__DATASET CONTENT__.
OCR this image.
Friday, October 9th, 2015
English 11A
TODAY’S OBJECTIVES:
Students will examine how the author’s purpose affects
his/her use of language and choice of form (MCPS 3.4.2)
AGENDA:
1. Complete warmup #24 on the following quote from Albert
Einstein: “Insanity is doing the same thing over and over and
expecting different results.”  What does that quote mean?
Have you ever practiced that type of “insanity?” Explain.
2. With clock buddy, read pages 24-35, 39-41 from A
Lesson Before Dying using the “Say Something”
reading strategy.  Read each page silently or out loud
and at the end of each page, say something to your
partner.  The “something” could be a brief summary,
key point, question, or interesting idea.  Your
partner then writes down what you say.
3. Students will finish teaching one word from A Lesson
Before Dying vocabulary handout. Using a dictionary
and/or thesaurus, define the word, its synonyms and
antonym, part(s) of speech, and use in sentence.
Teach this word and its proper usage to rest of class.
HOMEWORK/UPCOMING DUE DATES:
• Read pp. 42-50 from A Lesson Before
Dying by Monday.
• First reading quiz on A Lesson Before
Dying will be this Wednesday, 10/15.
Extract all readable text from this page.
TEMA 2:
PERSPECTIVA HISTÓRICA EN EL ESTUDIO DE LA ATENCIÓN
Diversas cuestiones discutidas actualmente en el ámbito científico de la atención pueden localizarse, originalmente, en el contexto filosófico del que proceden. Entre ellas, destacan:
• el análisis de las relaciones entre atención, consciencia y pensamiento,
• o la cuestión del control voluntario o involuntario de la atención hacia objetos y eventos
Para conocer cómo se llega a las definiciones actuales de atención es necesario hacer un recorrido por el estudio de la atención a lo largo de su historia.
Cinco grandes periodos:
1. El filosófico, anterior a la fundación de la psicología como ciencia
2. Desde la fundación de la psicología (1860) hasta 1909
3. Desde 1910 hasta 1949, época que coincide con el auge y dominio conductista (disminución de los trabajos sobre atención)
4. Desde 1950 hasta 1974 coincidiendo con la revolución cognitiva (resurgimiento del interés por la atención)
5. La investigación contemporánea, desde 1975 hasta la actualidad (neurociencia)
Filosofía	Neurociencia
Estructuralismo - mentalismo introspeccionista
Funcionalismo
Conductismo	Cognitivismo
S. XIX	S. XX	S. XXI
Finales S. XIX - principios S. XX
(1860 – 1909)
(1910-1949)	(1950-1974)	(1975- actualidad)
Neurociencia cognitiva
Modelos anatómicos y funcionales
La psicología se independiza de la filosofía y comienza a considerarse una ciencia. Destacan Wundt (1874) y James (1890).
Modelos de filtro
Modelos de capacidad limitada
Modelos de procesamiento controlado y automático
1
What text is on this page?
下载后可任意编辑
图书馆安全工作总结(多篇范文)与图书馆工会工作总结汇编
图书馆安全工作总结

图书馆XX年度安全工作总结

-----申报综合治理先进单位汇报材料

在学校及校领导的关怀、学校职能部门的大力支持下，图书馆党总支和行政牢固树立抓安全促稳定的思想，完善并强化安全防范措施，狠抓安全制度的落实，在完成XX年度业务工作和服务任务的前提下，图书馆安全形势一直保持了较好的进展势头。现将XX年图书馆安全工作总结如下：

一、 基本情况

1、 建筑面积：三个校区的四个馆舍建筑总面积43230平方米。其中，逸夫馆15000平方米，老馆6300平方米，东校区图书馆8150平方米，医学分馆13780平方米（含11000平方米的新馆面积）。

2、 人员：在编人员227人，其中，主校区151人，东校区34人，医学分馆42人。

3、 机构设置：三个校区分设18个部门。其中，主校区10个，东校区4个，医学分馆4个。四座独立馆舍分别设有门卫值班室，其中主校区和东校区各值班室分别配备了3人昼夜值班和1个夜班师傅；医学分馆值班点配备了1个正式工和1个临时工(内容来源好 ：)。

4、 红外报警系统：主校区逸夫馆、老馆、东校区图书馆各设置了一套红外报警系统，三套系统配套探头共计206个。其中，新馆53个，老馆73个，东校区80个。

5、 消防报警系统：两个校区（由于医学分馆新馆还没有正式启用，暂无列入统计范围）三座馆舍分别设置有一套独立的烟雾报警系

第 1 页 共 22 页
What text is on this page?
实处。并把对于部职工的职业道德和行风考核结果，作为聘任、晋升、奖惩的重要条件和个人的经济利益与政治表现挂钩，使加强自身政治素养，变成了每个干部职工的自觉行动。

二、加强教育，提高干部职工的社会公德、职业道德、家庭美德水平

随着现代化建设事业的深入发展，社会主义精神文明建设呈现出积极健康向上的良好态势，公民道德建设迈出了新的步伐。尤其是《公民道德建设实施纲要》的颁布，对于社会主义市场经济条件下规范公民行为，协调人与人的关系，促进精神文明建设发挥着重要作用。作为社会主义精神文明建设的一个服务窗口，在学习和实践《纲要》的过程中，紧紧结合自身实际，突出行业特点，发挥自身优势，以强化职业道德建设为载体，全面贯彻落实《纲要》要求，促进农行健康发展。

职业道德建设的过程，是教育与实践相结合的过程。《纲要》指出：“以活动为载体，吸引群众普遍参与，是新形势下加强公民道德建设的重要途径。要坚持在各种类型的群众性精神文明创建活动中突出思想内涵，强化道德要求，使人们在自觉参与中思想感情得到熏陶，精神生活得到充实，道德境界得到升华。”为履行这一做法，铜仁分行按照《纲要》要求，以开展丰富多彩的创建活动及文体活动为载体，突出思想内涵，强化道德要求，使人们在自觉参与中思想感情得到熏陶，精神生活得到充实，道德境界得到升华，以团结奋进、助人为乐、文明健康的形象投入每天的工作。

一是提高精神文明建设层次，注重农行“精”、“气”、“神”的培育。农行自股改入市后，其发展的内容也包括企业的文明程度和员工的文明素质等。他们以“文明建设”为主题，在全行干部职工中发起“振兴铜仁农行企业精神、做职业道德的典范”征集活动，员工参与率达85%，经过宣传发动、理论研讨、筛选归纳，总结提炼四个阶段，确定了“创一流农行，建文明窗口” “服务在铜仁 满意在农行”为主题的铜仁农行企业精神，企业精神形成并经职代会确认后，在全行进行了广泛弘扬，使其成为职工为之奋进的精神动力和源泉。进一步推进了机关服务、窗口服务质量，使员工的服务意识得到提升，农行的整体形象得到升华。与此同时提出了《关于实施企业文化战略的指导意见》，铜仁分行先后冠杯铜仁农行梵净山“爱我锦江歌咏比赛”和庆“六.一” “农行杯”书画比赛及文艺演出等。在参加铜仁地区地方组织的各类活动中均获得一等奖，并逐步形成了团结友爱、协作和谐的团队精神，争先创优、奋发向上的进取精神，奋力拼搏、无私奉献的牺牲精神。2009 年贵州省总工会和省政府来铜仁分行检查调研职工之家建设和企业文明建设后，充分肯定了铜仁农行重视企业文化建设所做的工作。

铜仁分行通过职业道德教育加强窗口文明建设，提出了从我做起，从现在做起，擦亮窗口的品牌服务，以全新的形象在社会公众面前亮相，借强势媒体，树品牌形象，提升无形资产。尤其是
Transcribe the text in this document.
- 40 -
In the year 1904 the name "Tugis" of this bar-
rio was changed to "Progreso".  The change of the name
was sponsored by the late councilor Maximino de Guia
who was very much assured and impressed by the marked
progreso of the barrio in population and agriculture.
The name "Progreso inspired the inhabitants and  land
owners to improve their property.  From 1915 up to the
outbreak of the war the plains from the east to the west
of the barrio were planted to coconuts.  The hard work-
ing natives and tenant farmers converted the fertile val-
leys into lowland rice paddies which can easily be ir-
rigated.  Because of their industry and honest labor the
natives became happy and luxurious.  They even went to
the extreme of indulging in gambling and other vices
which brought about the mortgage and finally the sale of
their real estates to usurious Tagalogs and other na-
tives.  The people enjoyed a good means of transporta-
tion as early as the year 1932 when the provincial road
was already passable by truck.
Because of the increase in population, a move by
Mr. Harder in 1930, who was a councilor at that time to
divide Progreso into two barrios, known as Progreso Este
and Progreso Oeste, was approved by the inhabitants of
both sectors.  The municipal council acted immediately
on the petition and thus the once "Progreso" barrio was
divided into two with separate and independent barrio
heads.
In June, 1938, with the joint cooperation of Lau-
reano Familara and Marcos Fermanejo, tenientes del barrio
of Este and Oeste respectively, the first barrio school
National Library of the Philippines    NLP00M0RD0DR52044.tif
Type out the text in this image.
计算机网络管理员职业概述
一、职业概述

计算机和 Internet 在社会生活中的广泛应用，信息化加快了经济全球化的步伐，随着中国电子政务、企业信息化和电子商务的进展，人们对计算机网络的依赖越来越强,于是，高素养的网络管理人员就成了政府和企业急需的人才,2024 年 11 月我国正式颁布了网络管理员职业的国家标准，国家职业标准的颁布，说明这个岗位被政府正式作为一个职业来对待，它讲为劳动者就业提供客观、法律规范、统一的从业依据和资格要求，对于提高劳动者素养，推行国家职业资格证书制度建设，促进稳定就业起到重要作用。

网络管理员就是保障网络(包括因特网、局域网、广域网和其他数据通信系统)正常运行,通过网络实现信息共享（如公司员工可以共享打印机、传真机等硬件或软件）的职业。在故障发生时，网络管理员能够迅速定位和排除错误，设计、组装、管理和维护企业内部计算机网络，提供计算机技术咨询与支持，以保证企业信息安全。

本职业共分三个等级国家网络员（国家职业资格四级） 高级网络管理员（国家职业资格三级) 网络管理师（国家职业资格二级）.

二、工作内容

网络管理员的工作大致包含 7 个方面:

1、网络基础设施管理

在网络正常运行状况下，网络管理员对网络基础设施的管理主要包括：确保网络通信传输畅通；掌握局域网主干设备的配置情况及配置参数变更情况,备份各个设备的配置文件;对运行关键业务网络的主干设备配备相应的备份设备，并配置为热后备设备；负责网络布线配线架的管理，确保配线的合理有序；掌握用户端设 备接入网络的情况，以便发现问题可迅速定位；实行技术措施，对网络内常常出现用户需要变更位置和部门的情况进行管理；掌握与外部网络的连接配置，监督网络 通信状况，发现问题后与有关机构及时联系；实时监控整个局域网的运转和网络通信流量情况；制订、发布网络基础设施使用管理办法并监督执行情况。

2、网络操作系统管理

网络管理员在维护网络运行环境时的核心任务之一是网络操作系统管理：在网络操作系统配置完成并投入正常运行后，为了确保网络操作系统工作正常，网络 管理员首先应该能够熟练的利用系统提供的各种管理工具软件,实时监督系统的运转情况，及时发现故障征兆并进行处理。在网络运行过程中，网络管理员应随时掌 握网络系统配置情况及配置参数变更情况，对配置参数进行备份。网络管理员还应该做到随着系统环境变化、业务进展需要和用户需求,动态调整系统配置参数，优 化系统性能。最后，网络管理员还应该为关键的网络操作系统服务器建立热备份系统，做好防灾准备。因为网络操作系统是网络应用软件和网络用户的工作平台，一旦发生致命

__EXERCISE TASK__.
From the listing, tally every line with the word "reading" in it and give only the tally.

__RESULT FOR THIS EXERCISE__.
2